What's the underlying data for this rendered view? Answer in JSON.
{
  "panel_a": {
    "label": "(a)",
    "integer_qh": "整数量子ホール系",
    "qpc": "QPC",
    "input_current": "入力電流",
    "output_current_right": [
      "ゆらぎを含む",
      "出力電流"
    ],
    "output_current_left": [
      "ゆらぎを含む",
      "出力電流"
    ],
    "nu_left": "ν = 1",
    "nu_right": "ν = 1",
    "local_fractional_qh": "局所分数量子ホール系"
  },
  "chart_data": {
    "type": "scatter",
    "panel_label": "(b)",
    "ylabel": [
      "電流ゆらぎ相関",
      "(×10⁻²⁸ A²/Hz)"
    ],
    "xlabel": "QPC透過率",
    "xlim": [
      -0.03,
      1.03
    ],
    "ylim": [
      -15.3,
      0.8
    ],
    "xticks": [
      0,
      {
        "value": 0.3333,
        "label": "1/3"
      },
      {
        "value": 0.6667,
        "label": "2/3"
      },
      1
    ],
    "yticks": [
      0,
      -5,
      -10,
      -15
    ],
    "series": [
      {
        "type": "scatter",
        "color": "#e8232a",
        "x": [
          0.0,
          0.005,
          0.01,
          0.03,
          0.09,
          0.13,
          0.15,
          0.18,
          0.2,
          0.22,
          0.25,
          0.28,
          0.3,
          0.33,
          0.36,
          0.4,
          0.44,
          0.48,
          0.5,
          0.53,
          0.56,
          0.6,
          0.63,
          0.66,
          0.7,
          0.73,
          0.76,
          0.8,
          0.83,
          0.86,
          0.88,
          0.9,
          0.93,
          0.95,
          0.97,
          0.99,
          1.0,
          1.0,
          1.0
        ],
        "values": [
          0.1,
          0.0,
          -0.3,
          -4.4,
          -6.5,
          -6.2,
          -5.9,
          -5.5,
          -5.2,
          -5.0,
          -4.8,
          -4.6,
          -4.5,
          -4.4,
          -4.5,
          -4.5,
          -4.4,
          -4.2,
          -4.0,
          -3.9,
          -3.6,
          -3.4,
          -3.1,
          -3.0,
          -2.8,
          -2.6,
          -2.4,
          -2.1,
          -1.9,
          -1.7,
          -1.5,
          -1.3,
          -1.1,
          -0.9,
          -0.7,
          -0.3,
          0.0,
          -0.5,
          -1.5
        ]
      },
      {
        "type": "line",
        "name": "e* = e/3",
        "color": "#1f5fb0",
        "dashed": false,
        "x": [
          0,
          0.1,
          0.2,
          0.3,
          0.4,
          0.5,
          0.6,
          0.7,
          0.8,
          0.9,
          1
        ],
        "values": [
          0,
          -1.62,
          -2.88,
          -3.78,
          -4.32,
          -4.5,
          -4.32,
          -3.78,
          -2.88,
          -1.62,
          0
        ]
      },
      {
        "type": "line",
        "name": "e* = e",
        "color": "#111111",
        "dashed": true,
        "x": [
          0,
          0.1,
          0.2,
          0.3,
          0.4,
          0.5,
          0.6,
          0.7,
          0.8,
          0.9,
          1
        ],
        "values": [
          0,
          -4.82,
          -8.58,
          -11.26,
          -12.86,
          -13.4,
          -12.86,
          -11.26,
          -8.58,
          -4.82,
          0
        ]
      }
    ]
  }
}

· · · · ·

- [Problem description]
In the entries above, find each line with the word "color" and show it.

- [Written answer]
        "color": "#e8232a",
        "color": "#1f5fb0",
        "color": "#111111",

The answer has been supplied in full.